• **Problem statement**
Every line that contains the word "JSON" should be copied.
··········
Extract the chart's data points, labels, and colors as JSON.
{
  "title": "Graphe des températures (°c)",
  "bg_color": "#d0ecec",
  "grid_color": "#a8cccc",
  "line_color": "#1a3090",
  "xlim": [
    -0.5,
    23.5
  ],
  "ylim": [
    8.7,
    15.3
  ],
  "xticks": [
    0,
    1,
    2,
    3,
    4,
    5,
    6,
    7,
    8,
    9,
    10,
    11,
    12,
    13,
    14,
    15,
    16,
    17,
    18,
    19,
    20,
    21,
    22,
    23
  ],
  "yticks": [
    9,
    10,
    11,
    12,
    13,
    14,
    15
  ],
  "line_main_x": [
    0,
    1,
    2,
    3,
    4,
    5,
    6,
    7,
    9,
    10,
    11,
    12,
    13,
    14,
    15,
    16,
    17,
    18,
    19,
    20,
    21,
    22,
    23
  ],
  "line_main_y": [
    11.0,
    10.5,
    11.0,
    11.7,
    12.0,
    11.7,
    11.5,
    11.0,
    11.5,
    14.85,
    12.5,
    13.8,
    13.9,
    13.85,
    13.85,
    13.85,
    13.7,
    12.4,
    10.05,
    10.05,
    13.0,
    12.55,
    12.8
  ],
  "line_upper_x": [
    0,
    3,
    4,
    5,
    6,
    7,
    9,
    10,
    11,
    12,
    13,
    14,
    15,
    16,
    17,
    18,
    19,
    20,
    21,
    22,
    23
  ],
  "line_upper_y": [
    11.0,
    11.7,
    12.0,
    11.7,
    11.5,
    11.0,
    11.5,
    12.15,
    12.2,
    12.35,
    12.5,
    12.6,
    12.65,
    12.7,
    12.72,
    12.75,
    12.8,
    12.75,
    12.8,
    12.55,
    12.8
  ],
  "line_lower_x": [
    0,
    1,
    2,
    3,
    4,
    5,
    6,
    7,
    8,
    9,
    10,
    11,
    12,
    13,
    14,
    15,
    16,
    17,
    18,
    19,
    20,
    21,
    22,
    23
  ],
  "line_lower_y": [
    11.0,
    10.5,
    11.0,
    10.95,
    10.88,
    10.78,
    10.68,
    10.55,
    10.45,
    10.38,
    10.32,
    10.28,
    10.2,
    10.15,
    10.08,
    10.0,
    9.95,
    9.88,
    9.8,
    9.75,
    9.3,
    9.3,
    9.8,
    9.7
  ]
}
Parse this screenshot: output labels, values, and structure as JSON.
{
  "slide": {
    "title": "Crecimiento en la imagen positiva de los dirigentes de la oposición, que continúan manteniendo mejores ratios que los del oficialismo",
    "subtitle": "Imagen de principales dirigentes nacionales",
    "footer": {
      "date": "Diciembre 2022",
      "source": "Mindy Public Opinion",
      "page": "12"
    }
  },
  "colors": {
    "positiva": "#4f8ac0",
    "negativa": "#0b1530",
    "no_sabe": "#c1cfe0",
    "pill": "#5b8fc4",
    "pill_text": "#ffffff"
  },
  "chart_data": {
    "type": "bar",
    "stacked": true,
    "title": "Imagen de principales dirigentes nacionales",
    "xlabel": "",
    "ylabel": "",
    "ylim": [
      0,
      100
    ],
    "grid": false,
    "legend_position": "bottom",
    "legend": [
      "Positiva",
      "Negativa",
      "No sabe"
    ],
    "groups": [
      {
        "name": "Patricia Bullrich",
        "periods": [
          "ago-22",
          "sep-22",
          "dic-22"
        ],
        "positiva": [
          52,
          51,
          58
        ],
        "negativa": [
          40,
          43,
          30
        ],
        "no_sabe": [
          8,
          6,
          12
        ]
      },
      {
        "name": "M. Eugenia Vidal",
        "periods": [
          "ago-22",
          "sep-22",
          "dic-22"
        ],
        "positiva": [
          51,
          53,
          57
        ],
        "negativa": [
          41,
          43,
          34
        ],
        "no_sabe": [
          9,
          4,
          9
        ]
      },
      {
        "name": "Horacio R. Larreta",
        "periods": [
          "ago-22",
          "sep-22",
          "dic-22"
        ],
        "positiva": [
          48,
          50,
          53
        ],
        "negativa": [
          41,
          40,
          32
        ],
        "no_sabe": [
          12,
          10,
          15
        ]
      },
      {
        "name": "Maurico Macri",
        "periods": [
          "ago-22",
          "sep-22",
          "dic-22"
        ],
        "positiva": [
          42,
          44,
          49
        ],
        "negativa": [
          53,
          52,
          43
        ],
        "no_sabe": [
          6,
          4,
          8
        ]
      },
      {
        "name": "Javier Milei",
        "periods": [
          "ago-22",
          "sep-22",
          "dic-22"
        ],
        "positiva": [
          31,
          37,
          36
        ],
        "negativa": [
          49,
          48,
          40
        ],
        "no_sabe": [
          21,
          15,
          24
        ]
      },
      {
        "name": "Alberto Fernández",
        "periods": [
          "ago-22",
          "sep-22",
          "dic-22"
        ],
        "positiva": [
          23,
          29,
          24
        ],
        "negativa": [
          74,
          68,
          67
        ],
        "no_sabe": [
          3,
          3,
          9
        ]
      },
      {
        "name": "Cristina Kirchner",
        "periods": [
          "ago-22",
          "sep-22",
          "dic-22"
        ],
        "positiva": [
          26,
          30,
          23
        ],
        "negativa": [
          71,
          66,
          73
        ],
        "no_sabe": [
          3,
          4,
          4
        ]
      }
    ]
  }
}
··········
• **Problem solution**
Extract the chart's data points, labels, and colors as JSON.
Parse this screenshot: output labels, values, and structure as JSON.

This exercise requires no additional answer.